Extracts from a graphics dataset:
--*--
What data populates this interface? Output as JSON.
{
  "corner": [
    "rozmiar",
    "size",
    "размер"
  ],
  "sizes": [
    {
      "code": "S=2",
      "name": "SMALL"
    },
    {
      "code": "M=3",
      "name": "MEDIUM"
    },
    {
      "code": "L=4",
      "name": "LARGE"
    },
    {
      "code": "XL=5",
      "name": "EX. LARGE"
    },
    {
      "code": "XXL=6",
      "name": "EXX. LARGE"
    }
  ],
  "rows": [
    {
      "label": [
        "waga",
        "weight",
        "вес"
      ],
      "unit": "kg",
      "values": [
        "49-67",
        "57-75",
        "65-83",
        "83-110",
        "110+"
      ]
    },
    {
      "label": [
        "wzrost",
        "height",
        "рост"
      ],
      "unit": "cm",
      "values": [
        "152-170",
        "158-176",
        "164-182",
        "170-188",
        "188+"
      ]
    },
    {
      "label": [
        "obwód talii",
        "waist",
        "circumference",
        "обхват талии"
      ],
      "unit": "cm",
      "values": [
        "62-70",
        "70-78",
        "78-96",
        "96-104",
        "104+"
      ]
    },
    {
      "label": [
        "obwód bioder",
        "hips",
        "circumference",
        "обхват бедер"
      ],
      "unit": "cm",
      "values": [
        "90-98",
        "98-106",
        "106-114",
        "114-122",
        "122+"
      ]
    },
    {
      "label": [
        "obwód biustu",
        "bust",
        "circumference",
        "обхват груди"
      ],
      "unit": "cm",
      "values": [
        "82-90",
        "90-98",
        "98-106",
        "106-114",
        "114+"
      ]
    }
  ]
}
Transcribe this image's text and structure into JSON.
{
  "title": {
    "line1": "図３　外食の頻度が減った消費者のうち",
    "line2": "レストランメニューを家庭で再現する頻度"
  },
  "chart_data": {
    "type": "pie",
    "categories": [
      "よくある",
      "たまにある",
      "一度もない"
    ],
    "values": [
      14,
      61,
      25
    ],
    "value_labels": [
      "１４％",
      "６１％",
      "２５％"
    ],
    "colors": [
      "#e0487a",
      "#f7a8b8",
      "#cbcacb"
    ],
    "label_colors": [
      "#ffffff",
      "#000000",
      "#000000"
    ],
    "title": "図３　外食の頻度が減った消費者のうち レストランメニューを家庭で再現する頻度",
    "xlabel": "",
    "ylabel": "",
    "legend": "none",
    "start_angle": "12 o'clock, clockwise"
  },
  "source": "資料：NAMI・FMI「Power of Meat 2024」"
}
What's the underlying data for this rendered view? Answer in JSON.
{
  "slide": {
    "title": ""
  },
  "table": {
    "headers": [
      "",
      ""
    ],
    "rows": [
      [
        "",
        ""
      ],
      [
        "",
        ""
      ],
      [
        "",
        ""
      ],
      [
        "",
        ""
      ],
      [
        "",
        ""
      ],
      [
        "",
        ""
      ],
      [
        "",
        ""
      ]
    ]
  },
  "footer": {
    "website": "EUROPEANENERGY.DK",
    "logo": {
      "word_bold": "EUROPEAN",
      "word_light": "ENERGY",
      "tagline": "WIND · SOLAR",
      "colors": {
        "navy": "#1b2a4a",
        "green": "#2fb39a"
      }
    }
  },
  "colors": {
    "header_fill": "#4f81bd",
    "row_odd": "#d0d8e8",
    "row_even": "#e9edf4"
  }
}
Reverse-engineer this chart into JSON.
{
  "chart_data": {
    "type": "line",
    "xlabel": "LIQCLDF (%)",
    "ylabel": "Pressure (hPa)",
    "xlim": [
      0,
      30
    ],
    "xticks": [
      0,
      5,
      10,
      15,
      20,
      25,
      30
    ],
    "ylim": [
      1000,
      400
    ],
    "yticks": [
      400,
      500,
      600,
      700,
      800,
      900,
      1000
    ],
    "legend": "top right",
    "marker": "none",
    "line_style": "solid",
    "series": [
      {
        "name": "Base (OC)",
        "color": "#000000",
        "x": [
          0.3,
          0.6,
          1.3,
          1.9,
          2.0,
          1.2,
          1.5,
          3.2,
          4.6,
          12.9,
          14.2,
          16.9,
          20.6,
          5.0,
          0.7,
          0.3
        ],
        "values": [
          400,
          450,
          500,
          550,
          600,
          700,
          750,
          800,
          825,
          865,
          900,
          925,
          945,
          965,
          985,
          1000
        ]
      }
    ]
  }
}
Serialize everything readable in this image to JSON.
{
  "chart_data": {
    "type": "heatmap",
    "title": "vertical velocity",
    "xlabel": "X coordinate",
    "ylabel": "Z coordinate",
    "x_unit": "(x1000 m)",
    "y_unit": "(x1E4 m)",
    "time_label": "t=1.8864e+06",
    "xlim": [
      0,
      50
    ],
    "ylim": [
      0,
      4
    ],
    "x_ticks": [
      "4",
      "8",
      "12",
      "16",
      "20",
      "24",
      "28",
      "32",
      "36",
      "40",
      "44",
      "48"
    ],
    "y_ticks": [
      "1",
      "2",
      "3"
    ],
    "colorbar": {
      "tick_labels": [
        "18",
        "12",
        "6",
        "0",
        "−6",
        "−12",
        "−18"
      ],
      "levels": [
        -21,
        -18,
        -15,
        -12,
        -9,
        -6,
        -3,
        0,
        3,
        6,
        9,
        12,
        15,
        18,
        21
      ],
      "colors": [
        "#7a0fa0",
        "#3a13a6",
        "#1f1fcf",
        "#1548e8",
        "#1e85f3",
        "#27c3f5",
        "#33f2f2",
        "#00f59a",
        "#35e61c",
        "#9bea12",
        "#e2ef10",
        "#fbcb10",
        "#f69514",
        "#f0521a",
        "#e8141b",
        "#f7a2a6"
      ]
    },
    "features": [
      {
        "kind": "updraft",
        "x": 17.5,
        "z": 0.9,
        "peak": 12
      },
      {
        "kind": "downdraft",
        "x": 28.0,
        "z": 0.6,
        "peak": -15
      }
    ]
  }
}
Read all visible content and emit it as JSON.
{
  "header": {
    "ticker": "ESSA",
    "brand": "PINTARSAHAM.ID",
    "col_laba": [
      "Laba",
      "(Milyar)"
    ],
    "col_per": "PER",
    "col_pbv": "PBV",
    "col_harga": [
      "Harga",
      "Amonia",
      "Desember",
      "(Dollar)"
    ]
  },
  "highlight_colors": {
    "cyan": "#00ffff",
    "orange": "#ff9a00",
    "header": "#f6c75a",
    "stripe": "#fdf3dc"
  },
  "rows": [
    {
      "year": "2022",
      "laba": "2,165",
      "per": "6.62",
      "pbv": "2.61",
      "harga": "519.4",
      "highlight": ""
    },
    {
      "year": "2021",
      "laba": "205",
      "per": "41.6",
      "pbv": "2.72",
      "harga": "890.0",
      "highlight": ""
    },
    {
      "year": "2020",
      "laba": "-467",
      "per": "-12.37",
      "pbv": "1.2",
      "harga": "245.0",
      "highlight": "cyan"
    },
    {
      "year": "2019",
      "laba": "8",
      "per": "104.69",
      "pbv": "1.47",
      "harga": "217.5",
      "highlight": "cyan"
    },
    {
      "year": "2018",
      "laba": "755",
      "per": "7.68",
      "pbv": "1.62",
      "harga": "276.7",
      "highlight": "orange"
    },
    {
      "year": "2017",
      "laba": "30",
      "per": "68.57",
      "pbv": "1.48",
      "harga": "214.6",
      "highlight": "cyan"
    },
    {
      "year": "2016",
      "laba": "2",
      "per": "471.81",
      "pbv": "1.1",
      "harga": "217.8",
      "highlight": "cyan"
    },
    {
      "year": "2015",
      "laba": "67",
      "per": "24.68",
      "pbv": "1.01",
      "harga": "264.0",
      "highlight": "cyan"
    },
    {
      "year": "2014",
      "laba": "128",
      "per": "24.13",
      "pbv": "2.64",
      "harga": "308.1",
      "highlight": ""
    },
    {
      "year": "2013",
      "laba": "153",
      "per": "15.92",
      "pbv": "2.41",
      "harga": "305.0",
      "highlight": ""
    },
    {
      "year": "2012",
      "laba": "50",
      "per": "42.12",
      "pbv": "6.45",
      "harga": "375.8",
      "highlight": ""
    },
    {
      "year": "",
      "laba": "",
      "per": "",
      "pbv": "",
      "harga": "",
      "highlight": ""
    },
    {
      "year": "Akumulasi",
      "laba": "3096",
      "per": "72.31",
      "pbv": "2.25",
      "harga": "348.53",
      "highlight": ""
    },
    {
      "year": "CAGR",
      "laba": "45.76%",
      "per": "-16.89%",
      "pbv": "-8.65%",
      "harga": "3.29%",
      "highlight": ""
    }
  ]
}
--*--
[Problem to solve]
Look above for every line with the word "外食の頻度が減った消費者のうち" and copy it.

[Output below]
    "line1": "図３　外食の頻度が減った消費者のうち",
    "title": "図３　外食の頻度が減った消費者のうち レストランメニューを家庭で再現する頻度",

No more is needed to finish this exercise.